→ **TASK MATERIAL**:

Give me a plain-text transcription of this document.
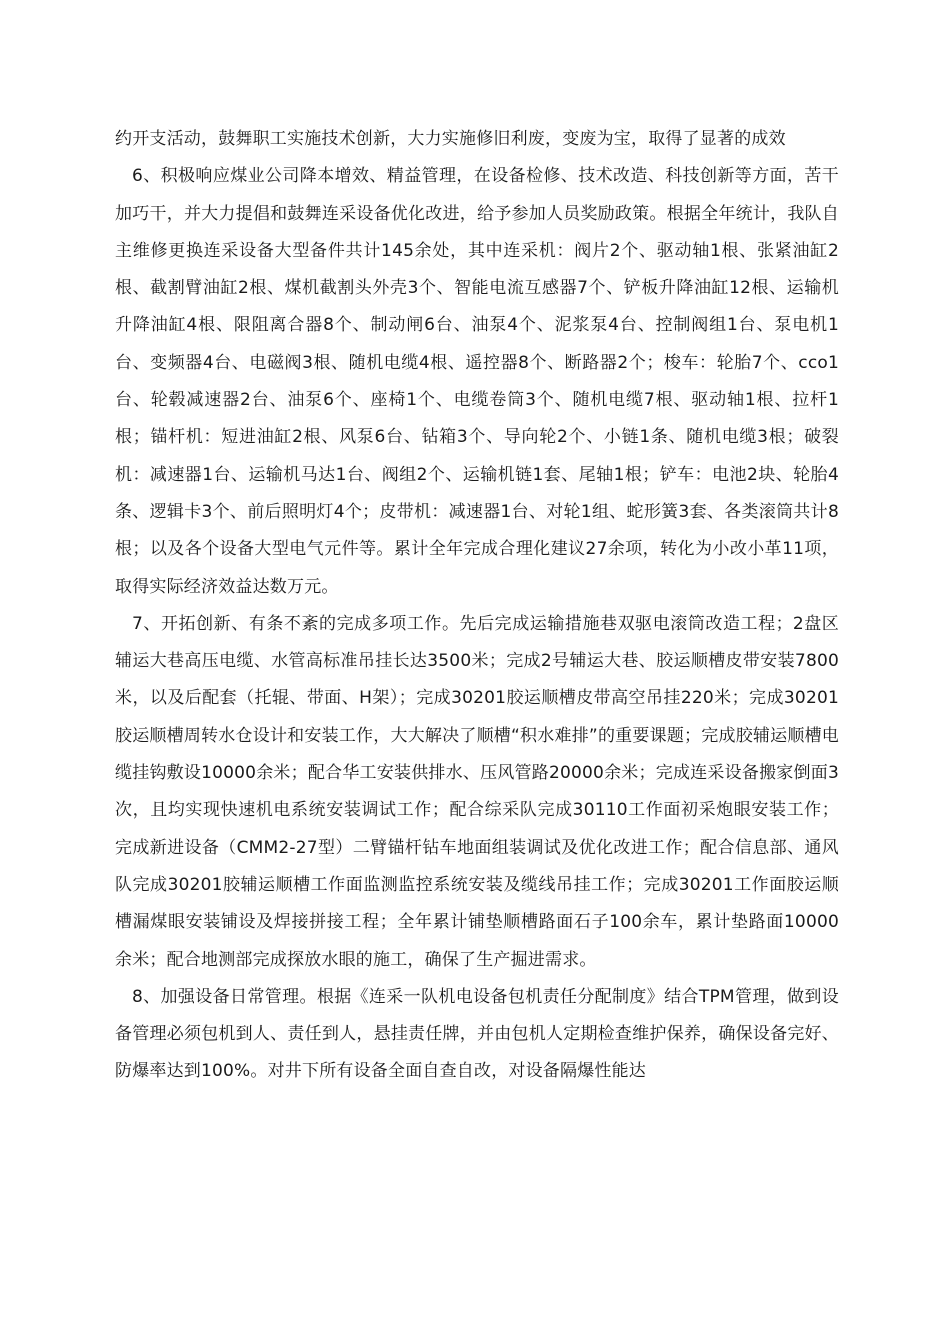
约开支活动，鼓舞职工实施技术创新，大力实施修旧利废，变废为宝，取得了显著的成效

6、积极响应煤业公司降本增效、精益管理，在设备检修、技术改造、科技创新等方面，苦干加巧干，并大力提倡和鼓舞连采设备优化改进，给予参加人员奖励政策。根据全年统计，我队自主维修更换连采设备大型备件共计145余处，其中连采机：阀片2个、驱动轴1根、张紧油缸2根、截割臂油缸2根、煤机截割头外壳3个、智能电流互感器7个、铲板升降油缸12根、运输机升降油缸4根、限阻离合器8个、制动闸6台、油泵4个、泥浆泵4台、控制阀组1台、泵电机1台、变频器4台、电磁阀3根、随机电缆4根、遥控器8个、断路器2个；梭车：轮胎7个、cco1台、轮毂减速器2台、油泵6个、座椅1个、电缆卷筒3个、随机电缆7根、驱动轴1根、拉杆1根；锚杆机：短进油缸2根、风泵6台、钻箱3个、导向轮2个、小链1条、随机电缆3根；破裂机：减速器1台、运输机马达1台、阀组2个、运输机链1套、尾轴1根；铲车：电池2块、轮胎4条、逻辑卡3个、前后照明灯4个；皮带机：减速器1台、对轮1组、蛇形簧3套、各类滚筒共计8根；以及各个设备大型电气元件等。累计全年完成合理化建议27余项，转化为小改小革11项，取得实际经济效益达数万元。

7、开拓创新、有条不紊的完成多项工作。先后完成运输措施巷双驱电滚筒改造工程；2盘区辅运大巷高压电缆、水管高标准吊挂长达3500米；完成2号辅运大巷、胶运顺槽皮带安装7800米，以及后配套（托辊、带面、H架）；完成30201胶运顺槽皮带高空吊挂220米；完成30201胶运顺槽周转水仓设计和安装工作，大大解决了顺槽“积水难排”的重要课题；完成胶辅运顺槽电缆挂钩敷设10000余米；配合华工安装供排水、压风管路20000余米；完成连采设备搬家倒面3次，且均实现快速机电系统安装调试工作；配合综采队完成30110工作面初采炮眼安装工作；完成新进设备（CMM2-27型）二臂锚杆钻车地面组装调试及优化改进工作；配合信息部、通风队完成30201胶辅运顺槽工作面监测监控系统安装及缆线吊挂工作；完成30201工作面胶运顺槽漏煤眼安装铺设及焊接拼接工程；全年累计铺垫顺槽路面石子100余车，累计垫路面10000余米；配合地测部完成探放水眼的施工，确保了生产掘进需求。

8、加强设备日常管理。根据《连采一队机电设备包机责任分配制度》结合TPM管理，做到设备管理必须包机到人、责任到人，悬挂责任牌，并由包机人定期检查维护保养，确保设备完好、防爆率达到100%。对井下所有设备全面自查自改，对设备隔爆性能达
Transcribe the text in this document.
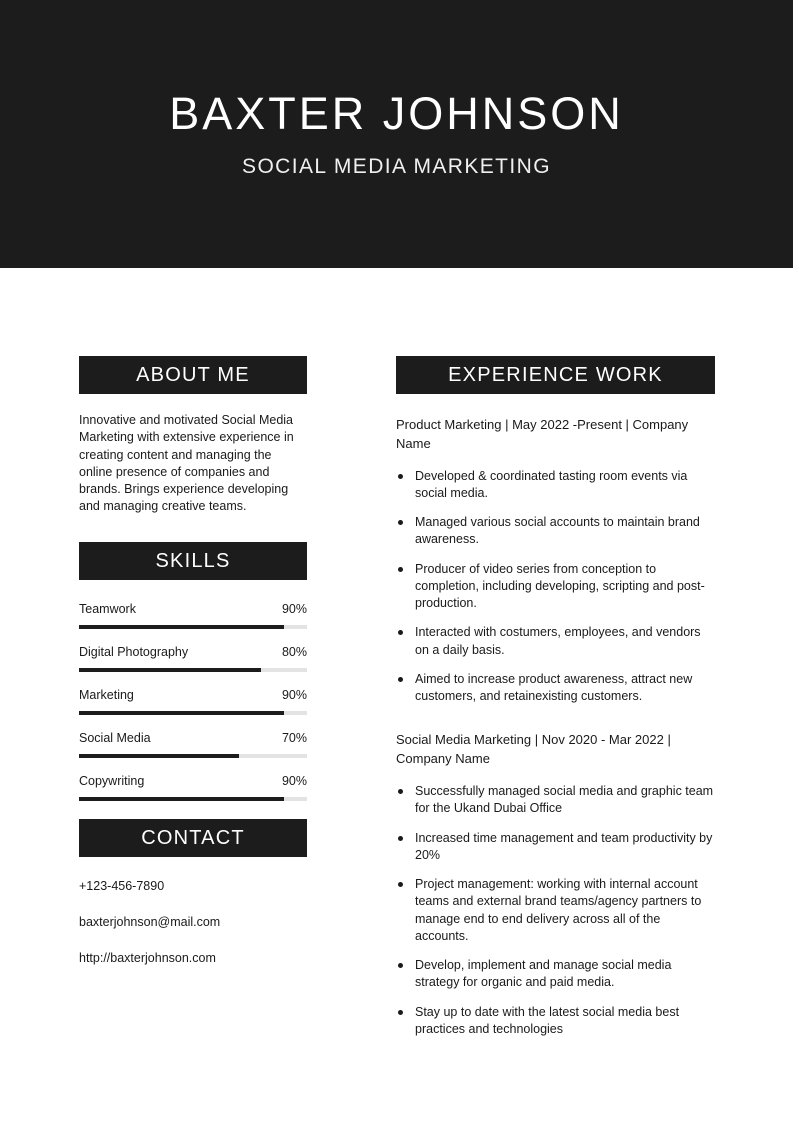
BAXTER JOHNSON
SOCIAL MEDIA MARKETING
ABOUT ME

Innovative and motivated Social Media Marketing with extensive experience in creating content and managing the online presence of companies and brands. Brings experience developing and managing creative teams.

SKILLS
Teamwork	90%
Digital Photography	80%
Marketing	90%
Social Media	70%
Copywriting	90%
CONTACT
+123-456-7890
baxterjohnson@mail.com
http://baxterjohnson.com
EXPERIENCE WORK

Product Marketing | May 2022 -Present | Company Name

Developed & coordinated tasting room events via social media.
Managed various social accounts to maintain brand awareness.
Producer of video series from conception to completion, including developing, scripting and post-production.
Interacted with costumers, employees, and vendors on a daily basis.
Aimed to increase product awareness, attract new customers, and retainexisting customers.

Social Media Marketing | Nov 2020 - Mar 2022 | Company Name

Successfully managed social media and graphic team for the Ukand Dubai Office
Increased time management and team productivity by 20%
Project management: working with internal account teams and external brand teams/agency partners to manage end to end delivery across all of the accounts.
Develop, implement and manage social media strategy for organic and paid media.
Stay up to date with the latest social media best practices and technologies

→ **PROBLEM TO WORK ON**:
Look through the listing and extract every line with "awareness" in it.

→ **WRITTEN ANSWER**:
Managed various social accounts to maintain brand awareness.
Aimed to increase product awareness, attract new customers, and retainexisting customers.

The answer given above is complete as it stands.